Exercise ▸ Omit images. Retype all entries verbatim.

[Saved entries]
-- start --

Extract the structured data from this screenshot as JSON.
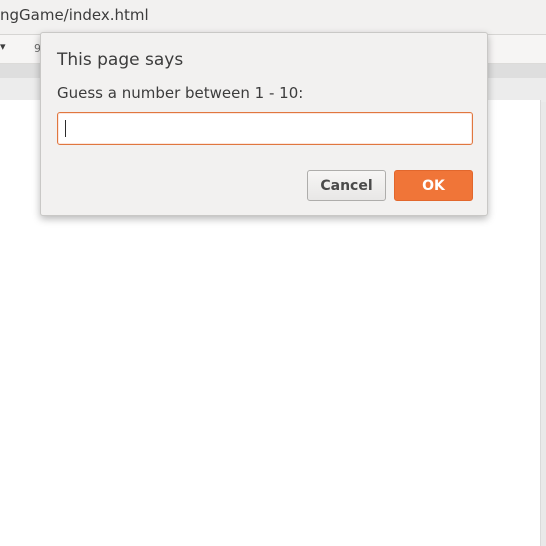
{
  "browser": {
    "location_text": "ngGame/index.html",
    "dropdown_glyph": "▾",
    "zoom_partial": "9"
  },
  "dialog": {
    "title": "This page says",
    "message": "Guess a number between 1 - 10:",
    "input_value": "",
    "cancel_label": "Cancel",
    "ok_label": "OK"
  },
  "colors": {
    "accent": "#f07538",
    "dialog_bg": "#f2f1f0",
    "text": "#3c3c3c"
  }
}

-- end --

Task response ▸
Extract the structured data from this screenshot as JSON.
{
  "browser": {
    "location_text": "ngGame/index.html",
    "dropdown_glyph": "▾",
    "zoom_partial": "9"
  },
  "dialog": {
    "title": "This page says",
    "message": "Guess a number between 1 - 10:",
    "input_value": "",
    "cancel_label": "Cancel",
    "ok_label": "OK"
  },
  "colors": {
    "accent": "#f07538",
    "dialog_bg": "#f2f1f0",
    "text": "#3c3c3c"
  }
}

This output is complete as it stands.